GOAL:
Copy each line exactly. Leave nothing out.

· · · ·

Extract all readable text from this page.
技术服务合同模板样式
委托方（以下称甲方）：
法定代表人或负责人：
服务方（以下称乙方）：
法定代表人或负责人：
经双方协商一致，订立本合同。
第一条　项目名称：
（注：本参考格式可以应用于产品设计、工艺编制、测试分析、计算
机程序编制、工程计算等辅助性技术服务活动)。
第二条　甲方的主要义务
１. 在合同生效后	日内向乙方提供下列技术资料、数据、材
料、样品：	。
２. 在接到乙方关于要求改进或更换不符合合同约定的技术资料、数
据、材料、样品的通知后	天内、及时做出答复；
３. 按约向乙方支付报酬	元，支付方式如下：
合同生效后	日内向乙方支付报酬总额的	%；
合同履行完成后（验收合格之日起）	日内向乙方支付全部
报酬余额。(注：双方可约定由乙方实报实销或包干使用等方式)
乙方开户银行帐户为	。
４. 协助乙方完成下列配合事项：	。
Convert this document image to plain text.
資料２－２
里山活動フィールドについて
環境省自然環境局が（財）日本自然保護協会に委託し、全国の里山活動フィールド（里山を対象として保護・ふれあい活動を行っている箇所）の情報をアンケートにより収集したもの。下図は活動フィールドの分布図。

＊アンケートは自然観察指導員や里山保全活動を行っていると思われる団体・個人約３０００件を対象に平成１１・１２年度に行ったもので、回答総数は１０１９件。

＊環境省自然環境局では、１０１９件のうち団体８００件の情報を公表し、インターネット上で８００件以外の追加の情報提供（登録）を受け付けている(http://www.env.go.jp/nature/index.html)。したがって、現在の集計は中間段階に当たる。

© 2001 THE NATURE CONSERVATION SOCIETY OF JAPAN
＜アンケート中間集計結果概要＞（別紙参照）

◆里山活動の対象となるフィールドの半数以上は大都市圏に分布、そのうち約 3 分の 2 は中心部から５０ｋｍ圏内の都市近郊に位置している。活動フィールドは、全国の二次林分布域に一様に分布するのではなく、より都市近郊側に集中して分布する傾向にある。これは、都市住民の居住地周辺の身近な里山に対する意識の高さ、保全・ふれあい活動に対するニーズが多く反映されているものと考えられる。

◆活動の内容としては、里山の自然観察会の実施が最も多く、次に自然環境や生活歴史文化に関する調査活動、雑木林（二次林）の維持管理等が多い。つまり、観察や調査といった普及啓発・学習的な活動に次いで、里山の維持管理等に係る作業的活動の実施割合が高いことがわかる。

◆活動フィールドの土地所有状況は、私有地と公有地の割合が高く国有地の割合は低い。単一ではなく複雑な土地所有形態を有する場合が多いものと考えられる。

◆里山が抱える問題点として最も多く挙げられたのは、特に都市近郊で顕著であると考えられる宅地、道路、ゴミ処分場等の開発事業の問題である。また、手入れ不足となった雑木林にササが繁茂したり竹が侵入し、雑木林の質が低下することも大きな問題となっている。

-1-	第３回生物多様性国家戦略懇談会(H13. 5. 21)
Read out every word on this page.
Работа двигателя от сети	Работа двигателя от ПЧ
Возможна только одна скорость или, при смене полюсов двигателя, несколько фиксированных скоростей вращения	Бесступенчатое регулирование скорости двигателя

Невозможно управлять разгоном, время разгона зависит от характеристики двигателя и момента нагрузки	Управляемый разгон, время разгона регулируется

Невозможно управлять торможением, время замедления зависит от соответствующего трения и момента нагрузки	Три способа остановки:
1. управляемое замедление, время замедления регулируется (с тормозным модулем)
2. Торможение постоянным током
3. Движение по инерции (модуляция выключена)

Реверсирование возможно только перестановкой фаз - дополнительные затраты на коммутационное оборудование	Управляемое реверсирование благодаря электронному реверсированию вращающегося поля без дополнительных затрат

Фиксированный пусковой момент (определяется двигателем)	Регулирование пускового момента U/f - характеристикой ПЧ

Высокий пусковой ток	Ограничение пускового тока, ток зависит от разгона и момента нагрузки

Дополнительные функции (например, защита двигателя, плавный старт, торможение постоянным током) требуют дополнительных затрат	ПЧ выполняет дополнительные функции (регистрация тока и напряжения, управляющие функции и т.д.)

· · · ·

RESULT FOR THIS TASK:
Extract all readable text from this page.
技术服务合同模板样式
委托方（以下称甲方）：
法定代表人或负责人：
服务方（以下称乙方）：
法定代表人或负责人：
经双方协商一致，订立本合同。
第一条　项目名称：
（注：本参考格式可以应用于产品设计、工艺编制、测试分析、计算
机程序编制、工程计算等辅助性技术服务活动)。
第二条　甲方的主要义务
１. 在合同生效后	日内向乙方提供下列技术资料、数据、材
料、样品：	。
２. 在接到乙方关于要求改进或更换不符合合同约定的技术资料、数
据、材料、样品的通知后	天内、及时做出答复；
３. 按约向乙方支付报酬	元，支付方式如下：
合同生效后	日内向乙方支付报酬总额的	%；
合同履行完成后（验收合格之日起）	日内向乙方支付全部
报酬余额。(注：双方可约定由乙方实报实销或包干使用等方式)
乙方开户银行帐户为	。
４. 协助乙方完成下列配合事项：	。
Convert this document image to plain text.
資料２－２
里山活動フィールドについて
環境省自然環境局が（財）日本自然保護協会に委託し、全国の里山活動フィールド（里山を対象として保護・ふれあい活動を行っている箇所）の情報をアンケートにより収集したもの。下図は活動フィールドの分布図。

＊アンケートは自然観察指導員や里山保全活動を行っていると思われる団体・個人約３０００件を対象に平成１１・１２年度に行ったもので、回答総数は１０１９件。

＊環境省自然環境局では、１０１９件のうち団体８００件の情報を公表し、インターネット上で８００件以外の追加の情報提供（登録）を受け付けている(http://www.env.go.jp/nature/index.html)。したがって、現在の集計は中間段階に当たる。

© 2001 THE NATURE CONSERVATION SOCIETY OF JAPAN
＜アンケート中間集計結果概要＞（別紙参照）

◆里山活動の対象となるフィールドの半数以上は大都市圏に分布、そのうち約 3 分の 2 は中心部から５０ｋｍ圏内の都市近郊に位置している。活動フィールドは、全国の二次林分布域に一様に分布するのではなく、より都市近郊側に集中して分布する傾向にある。これは、都市住民の居住地周辺の身近な里山に対する意識の高さ、保全・ふれあい活動に対するニーズが多く反映されているものと考えられる。

◆活動の内容としては、里山の自然観察会の実施が最も多く、次に自然環境や生活歴史文化に関する調査活動、雑木林（二次林）の維持管理等が多い。つまり、観察や調査といった普及啓発・学習的な活動に次いで、里山の維持管理等に係る作業的活動の実施割合が高いことがわかる。

◆活動フィールドの土地所有状況は、私有地と公有地の割合が高く国有地の割合は低い。単一ではなく複雑な土地所有形態を有する場合が多いものと考えられる。

◆里山が抱える問題点として最も多く挙げられたのは、特に都市近郊で顕著であると考えられる宅地、道路、ゴミ処分場等の開発事業の問題である。また、手入れ不足となった雑木林にササが繁茂したり竹が侵入し、雑木林の質が低下することも大きな問題となっている。

-1-	第３回生物多様性国家戦略懇談会(H13. 5. 21)
Read out every word on this page.
Работа двигателя от сети	Работа двигателя от ПЧ
Возможна только одна скорость или, при смене полюсов двигателя, несколько фиксированных скоростей вращения	Бесступенчатое регулирование скорости двигателя

Невозможно управлять разгоном, время разгона зависит от характеристики двигателя и момента нагрузки	Управляемый разгон, время разгона регулируется

Невозможно управлять торможением, время замедления зависит от соответствующего трения и момента нагрузки	Три способа остановки:
1. управляемое замедление, время замедления регулируется (с тормозным модулем)
2. Торможение постоянным током
3. Движение по инерции (модуляция выключена)

Реверсирование возможно только перестановкой фаз - дополнительные затраты на коммутационное оборудование	Управляемое реверсирование благодаря электронному реверсированию вращающегося поля без дополнительных затрат

Фиксированный пусковой момент (определяется двигателем)	Регулирование пускового момента U/f - характеристикой ПЧ

Высокий пусковой ток	Ограничение пускового тока, ток зависит от разгона и момента нагрузки

Дополнительные функции (например, защита двигателя, плавный старт, торможение постоянным током) требуют дополнительных затрат	ПЧ выполняет дополнительные функции (регистрация тока и напряжения, управляющие функции и т.д.)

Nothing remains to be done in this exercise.